**Stored records**
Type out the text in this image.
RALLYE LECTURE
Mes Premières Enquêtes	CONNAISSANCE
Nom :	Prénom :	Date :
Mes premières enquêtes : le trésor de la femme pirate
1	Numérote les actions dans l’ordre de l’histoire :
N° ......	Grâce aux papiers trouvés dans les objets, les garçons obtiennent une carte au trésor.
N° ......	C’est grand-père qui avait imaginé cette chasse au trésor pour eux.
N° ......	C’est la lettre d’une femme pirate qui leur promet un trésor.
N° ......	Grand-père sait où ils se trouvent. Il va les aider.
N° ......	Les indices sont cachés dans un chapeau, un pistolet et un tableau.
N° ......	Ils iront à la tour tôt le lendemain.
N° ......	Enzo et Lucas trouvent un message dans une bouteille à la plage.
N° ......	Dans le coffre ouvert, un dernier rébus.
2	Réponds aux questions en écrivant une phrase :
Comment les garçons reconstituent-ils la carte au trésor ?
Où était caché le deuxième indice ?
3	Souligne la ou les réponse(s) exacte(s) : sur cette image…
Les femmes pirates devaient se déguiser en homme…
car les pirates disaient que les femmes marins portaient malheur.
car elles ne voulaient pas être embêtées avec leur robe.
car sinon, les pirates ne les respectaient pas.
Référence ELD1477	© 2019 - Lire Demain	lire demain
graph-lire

**Directions**
Copy out every line from the records that has the word "père".

**Response for this exercise**
N° ......	C’est grand-père qui avait imaginé cette chasse au trésor pour eux.
N° ......	Grand-père sait où ils se trouvent. Il va les aider.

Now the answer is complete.